##### Record excerpts #####
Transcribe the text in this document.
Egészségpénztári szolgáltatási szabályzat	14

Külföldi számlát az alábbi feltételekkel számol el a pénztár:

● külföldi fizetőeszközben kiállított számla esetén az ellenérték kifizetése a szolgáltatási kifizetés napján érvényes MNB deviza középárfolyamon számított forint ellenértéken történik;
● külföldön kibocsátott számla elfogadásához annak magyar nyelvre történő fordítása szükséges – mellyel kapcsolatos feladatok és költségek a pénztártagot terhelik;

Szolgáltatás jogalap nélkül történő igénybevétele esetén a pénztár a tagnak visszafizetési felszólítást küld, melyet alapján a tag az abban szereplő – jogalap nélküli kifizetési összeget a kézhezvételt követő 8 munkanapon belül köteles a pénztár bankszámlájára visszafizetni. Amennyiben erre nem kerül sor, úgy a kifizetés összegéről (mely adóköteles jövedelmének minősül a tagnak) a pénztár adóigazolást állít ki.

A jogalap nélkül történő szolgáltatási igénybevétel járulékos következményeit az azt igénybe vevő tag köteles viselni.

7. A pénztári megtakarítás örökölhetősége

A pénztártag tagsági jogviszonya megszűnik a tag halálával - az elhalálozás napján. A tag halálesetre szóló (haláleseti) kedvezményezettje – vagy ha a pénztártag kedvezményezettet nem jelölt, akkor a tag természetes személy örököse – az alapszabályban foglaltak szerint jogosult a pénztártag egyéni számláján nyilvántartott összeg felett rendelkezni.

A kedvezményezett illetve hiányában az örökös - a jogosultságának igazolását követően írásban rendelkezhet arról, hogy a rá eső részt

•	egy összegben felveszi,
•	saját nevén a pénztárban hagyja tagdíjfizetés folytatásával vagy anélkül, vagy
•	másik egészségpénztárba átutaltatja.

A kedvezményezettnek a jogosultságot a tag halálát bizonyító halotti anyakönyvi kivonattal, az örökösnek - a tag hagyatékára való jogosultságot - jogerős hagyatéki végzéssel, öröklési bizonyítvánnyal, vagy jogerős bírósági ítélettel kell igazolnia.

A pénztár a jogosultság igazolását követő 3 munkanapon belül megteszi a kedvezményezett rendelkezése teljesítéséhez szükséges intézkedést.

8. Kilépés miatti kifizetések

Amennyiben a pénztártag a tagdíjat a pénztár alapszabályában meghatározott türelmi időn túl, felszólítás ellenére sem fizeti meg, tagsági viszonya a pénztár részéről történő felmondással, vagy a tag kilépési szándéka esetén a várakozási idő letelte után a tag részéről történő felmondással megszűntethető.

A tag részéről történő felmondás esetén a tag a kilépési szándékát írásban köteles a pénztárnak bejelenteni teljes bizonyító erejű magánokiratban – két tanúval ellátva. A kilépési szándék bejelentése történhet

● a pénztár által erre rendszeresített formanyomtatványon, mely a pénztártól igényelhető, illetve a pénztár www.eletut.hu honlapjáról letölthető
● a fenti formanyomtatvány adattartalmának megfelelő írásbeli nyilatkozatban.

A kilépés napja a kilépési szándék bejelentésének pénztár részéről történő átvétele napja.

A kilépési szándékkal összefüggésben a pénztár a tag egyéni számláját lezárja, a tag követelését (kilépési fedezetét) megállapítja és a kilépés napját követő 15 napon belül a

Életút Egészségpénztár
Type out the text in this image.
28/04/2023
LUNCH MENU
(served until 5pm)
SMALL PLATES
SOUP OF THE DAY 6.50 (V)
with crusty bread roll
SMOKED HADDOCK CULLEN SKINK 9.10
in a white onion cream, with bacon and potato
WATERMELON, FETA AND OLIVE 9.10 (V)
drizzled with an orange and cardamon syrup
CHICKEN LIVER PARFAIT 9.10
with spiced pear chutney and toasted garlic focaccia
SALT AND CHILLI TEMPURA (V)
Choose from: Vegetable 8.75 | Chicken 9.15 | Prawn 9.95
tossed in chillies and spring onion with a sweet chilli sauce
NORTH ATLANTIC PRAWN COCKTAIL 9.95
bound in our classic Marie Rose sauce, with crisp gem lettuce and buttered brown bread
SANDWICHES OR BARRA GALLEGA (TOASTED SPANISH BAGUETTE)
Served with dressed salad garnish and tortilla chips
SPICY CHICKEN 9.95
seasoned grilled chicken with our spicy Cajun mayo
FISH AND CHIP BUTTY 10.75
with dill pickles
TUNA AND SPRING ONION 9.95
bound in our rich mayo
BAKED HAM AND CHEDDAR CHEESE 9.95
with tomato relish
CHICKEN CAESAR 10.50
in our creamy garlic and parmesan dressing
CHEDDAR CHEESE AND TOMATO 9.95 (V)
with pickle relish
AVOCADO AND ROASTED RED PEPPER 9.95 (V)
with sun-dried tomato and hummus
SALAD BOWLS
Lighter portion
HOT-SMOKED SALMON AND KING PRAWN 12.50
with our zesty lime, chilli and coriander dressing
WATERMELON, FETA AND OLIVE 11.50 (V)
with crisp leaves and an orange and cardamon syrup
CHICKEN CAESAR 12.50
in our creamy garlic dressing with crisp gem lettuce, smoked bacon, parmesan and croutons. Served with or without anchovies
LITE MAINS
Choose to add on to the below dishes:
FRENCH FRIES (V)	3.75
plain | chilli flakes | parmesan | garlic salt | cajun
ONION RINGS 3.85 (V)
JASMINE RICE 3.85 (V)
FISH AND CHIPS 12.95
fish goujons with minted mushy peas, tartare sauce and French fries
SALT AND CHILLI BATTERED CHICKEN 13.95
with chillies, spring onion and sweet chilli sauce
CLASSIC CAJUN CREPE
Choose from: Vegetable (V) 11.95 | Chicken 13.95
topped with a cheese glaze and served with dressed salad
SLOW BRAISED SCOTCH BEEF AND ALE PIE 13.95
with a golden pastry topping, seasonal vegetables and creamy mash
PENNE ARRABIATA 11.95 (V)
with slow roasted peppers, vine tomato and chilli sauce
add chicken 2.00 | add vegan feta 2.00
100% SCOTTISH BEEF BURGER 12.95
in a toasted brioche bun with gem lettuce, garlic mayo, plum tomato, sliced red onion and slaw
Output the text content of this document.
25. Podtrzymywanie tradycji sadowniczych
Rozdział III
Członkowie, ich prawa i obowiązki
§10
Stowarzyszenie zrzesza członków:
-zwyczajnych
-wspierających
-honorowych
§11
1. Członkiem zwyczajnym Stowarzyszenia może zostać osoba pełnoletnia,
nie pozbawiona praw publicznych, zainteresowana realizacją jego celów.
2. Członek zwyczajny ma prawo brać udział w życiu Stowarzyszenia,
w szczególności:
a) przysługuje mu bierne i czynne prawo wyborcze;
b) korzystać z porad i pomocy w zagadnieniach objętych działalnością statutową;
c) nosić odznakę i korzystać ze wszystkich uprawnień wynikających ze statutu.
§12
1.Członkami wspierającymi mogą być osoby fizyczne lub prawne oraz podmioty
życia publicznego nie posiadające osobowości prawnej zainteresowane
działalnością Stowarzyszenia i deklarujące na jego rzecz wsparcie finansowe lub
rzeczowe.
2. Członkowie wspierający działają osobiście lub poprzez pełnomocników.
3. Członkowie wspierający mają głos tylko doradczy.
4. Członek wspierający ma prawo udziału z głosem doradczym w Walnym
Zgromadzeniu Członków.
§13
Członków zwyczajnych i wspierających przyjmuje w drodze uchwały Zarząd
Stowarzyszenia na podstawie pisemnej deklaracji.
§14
#####
Write out the material exactly as given.

Transcribe the text in this document.
Egészségpénztári szolgáltatási szabályzat	14

Külföldi számlát az alábbi feltételekkel számol el a pénztár:

● külföldi fizetőeszközben kiállított számla esetén az ellenérték kifizetése a szolgáltatási kifizetés napján érvényes MNB deviza középárfolyamon számított forint ellenértéken történik;
● külföldön kibocsátott számla elfogadásához annak magyar nyelvre történő fordítása szükséges – mellyel kapcsolatos feladatok és költségek a pénztártagot terhelik;

Szolgáltatás jogalap nélkül történő igénybevétele esetén a pénztár a tagnak visszafizetési felszólítást küld, melyet alapján a tag az abban szereplő – jogalap nélküli kifizetési összeget a kézhezvételt követő 8 munkanapon belül köteles a pénztár bankszámlájára visszafizetni. Amennyiben erre nem kerül sor, úgy a kifizetés összegéről (mely adóköteles jövedelmének minősül a tagnak) a pénztár adóigazolást állít ki.

A jogalap nélkül történő szolgáltatási igénybevétel járulékos következményeit az azt igénybe vevő tag köteles viselni.

7. A pénztári megtakarítás örökölhetősége

A pénztártag tagsági jogviszonya megszűnik a tag halálával - az elhalálozás napján. A tag halálesetre szóló (haláleseti) kedvezményezettje – vagy ha a pénztártag kedvezményezettet nem jelölt, akkor a tag természetes személy örököse – az alapszabályban foglaltak szerint jogosult a pénztártag egyéni számláján nyilvántartott összeg felett rendelkezni.

A kedvezményezett illetve hiányában az örökös - a jogosultságának igazolását követően írásban rendelkezhet arról, hogy a rá eső részt

•	egy összegben felveszi,
•	saját nevén a pénztárban hagyja tagdíjfizetés folytatásával vagy anélkül, vagy
•	másik egészségpénztárba átutaltatja.

A kedvezményezettnek a jogosultságot a tag halálát bizonyító halotti anyakönyvi kivonattal, az örökösnek - a tag hagyatékára való jogosultságot - jogerős hagyatéki végzéssel, öröklési bizonyítvánnyal, vagy jogerős bírósági ítélettel kell igazolnia.

A pénztár a jogosultság igazolását követő 3 munkanapon belül megteszi a kedvezményezett rendelkezése teljesítéséhez szükséges intézkedést.

8. Kilépés miatti kifizetések

Amennyiben a pénztártag a tagdíjat a pénztár alapszabályában meghatározott türelmi időn túl, felszólítás ellenére sem fizeti meg, tagsági viszonya a pénztár részéről történő felmondással, vagy a tag kilépési szándéka esetén a várakozási idő letelte után a tag részéről történő felmondással megszűntethető.

A tag részéről történő felmondás esetén a tag a kilépési szándékát írásban köteles a pénztárnak bejelenteni teljes bizonyító erejű magánokiratban – két tanúval ellátva. A kilépési szándék bejelentése történhet

● a pénztár által erre rendszeresített formanyomtatványon, mely a pénztártól igényelhető, illetve a pénztár www.eletut.hu honlapjáról letölthető
● a fenti formanyomtatvány adattartalmának megfelelő írásbeli nyilatkozatban.

A kilépés napja a kilépési szándék bejelentésének pénztár részéről történő átvétele napja.

A kilépési szándékkal összefüggésben a pénztár a tag egyéni számláját lezárja, a tag követelését (kilépési fedezetét) megállapítja és a kilépés napját követő 15 napon belül a

Életút Egészségpénztár
Type out the text in this image.
28/04/2023
LUNCH MENU
(served until 5pm)
SMALL PLATES
SOUP OF THE DAY 6.50 (V)
with crusty bread roll
SMOKED HADDOCK CULLEN SKINK 9.10
in a white onion cream, with bacon and potato
WATERMELON, FETA AND OLIVE 9.10 (V)
drizzled with an orange and cardamon syrup
CHICKEN LIVER PARFAIT 9.10
with spiced pear chutney and toasted garlic focaccia
SALT AND CHILLI TEMPURA (V)
Choose from: Vegetable 8.75 | Chicken 9.15 | Prawn 9.95
tossed in chillies and spring onion with a sweet chilli sauce
NORTH ATLANTIC PRAWN COCKTAIL 9.95
bound in our classic Marie Rose sauce, with crisp gem lettuce and buttered brown bread
SANDWICHES OR BARRA GALLEGA (TOASTED SPANISH BAGUETTE)
Served with dressed salad garnish and tortilla chips
SPICY CHICKEN 9.95
seasoned grilled chicken with our spicy Cajun mayo
FISH AND CHIP BUTTY 10.75
with dill pickles
TUNA AND SPRING ONION 9.95
bound in our rich mayo
BAKED HAM AND CHEDDAR CHEESE 9.95
with tomato relish
CHICKEN CAESAR 10.50
in our creamy garlic and parmesan dressing
CHEDDAR CHEESE AND TOMATO 9.95 (V)
with pickle relish
AVOCADO AND ROASTED RED PEPPER 9.95 (V)
with sun-dried tomato and hummus
SALAD BOWLS
Lighter portion
HOT-SMOKED SALMON AND KING PRAWN 12.50
with our zesty lime, chilli and coriander dressing
WATERMELON, FETA AND OLIVE 11.50 (V)
with crisp leaves and an orange and cardamon syrup
CHICKEN CAESAR 12.50
in our creamy garlic dressing with crisp gem lettuce, smoked bacon, parmesan and croutons. Served with or without anchovies
LITE MAINS
Choose to add on to the below dishes:
FRENCH FRIES (V)	3.75
plain | chilli flakes | parmesan | garlic salt | cajun
ONION RINGS 3.85 (V)
JASMINE RICE 3.85 (V)
FISH AND CHIPS 12.95
fish goujons with minted mushy peas, tartare sauce and French fries
SALT AND CHILLI BATTERED CHICKEN 13.95
with chillies, spring onion and sweet chilli sauce
CLASSIC CAJUN CREPE
Choose from: Vegetable (V) 11.95 | Chicken 13.95
topped with a cheese glaze and served with dressed salad
SLOW BRAISED SCOTCH BEEF AND ALE PIE 13.95
with a golden pastry topping, seasonal vegetables and creamy mash
PENNE ARRABIATA 11.95 (V)
with slow roasted peppers, vine tomato and chilli sauce
add chicken 2.00 | add vegan feta 2.00
100% SCOTTISH BEEF BURGER 12.95
in a toasted brioche bun with gem lettuce, garlic mayo, plum tomato, sliced red onion and slaw
Output the text content of this document.
25. Podtrzymywanie tradycji sadowniczych
Rozdział III
Członkowie, ich prawa i obowiązki
§10
Stowarzyszenie zrzesza członków:
-zwyczajnych
-wspierających
-honorowych
§11
1. Członkiem zwyczajnym Stowarzyszenia może zostać osoba pełnoletnia,
nie pozbawiona praw publicznych, zainteresowana realizacją jego celów.
2. Członek zwyczajny ma prawo brać udział w życiu Stowarzyszenia,
w szczególności:
a) przysługuje mu bierne i czynne prawo wyborcze;
b) korzystać z porad i pomocy w zagadnieniach objętych działalnością statutową;
c) nosić odznakę i korzystać ze wszystkich uprawnień wynikających ze statutu.
§12
1.Członkami wspierającymi mogą być osoby fizyczne lub prawne oraz podmioty
życia publicznego nie posiadające osobowości prawnej zainteresowane
działalnością Stowarzyszenia i deklarujące na jego rzecz wsparcie finansowe lub
rzeczowe.
2. Członkowie wspierający działają osobiście lub poprzez pełnomocników.
3. Członkowie wspierający mają głos tylko doradczy.
4. Członek wspierający ma prawo udziału z głosem doradczym w Walnym
Zgromadzeniu Członków.
§13
Członków zwyczajnych i wspierających przyjmuje w drodze uchwały Zarząd
Stowarzyszenia na podstawie pisemnej deklaracji.
§14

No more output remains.